DO THIS
Search the entries below. Return every line that has "بالق" in it.

◇ ◇ ◇ ◇ ◇ ◇ ◇

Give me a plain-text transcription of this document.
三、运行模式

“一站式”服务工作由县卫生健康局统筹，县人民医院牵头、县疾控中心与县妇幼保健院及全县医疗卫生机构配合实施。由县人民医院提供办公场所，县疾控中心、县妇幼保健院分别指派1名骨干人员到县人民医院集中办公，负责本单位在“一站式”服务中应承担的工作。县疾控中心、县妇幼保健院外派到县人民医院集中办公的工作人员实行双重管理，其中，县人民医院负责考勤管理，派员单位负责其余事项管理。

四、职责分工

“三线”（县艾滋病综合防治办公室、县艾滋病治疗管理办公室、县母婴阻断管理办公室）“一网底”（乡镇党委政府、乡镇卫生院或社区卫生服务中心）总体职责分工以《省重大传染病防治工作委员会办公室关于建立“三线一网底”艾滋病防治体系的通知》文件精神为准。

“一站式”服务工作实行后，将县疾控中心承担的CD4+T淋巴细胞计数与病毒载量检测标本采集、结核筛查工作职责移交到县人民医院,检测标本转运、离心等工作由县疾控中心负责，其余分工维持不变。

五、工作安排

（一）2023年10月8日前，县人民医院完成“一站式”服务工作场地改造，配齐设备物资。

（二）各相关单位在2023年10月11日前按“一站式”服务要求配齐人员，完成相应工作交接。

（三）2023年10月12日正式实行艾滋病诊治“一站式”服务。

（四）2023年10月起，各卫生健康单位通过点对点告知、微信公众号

◇ ◇ ◇ ◇ ◇ ◇ ◇

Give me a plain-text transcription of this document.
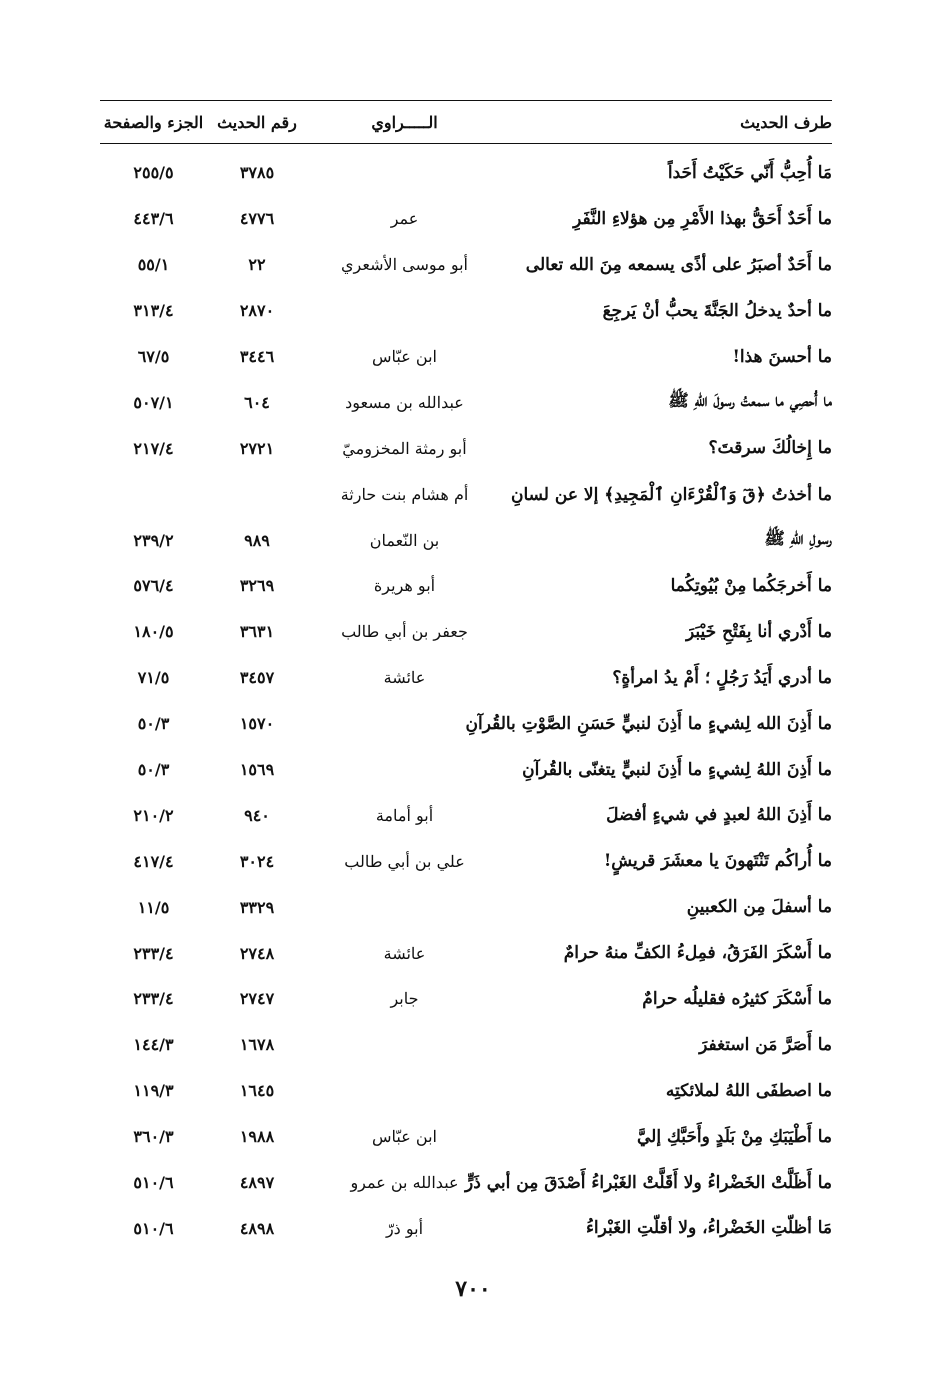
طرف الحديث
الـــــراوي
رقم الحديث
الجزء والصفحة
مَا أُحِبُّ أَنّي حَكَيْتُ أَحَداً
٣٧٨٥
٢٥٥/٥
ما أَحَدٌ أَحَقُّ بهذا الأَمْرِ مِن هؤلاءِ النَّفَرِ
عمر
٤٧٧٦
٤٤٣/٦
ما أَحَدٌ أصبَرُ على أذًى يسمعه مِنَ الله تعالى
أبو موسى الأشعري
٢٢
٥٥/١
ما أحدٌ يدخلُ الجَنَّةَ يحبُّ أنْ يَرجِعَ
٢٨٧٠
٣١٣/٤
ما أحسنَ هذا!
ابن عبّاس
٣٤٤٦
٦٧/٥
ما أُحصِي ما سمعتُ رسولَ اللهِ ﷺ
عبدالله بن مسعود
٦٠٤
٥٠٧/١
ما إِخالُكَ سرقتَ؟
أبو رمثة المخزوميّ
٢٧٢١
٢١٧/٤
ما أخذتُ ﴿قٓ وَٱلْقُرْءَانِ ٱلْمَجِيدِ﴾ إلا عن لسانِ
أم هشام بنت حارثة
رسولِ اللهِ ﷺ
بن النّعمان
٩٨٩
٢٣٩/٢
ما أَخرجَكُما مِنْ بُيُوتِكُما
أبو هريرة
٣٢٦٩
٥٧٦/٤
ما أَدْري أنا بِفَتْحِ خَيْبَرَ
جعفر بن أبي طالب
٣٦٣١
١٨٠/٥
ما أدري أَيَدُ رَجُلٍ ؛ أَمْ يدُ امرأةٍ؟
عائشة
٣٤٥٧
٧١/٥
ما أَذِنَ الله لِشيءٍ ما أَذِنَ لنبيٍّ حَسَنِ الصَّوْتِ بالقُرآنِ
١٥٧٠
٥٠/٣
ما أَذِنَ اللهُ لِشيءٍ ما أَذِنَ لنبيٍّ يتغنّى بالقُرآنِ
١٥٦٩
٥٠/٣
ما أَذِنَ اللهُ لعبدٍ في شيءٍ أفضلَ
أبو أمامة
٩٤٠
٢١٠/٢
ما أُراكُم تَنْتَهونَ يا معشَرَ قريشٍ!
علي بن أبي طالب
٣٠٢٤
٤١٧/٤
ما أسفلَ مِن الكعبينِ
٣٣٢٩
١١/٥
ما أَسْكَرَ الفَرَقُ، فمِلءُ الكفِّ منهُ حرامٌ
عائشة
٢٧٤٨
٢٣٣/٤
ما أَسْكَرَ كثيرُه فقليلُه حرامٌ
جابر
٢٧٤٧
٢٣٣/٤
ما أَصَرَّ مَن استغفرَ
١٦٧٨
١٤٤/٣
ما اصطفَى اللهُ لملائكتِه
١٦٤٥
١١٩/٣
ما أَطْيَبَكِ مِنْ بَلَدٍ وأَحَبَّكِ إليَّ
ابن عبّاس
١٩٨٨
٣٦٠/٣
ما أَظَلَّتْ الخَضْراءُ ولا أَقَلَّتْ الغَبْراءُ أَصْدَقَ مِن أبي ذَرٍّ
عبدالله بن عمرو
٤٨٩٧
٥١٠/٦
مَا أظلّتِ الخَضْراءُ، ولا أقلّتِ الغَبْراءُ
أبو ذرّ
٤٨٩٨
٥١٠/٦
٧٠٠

◇ ◇ ◇ ◇ ◇ ◇ ◇

EXPECTED ANSWER
ما أَذِنَ الله لِشيءٍ ما أَذِنَ لنبيٍّ حَسَنِ الصَّوْتِ بالقُرآنِ
ما أَذِنَ اللهُ لِشيءٍ ما أَذِنَ لنبيٍّ يتغنّى بالقُرآنِ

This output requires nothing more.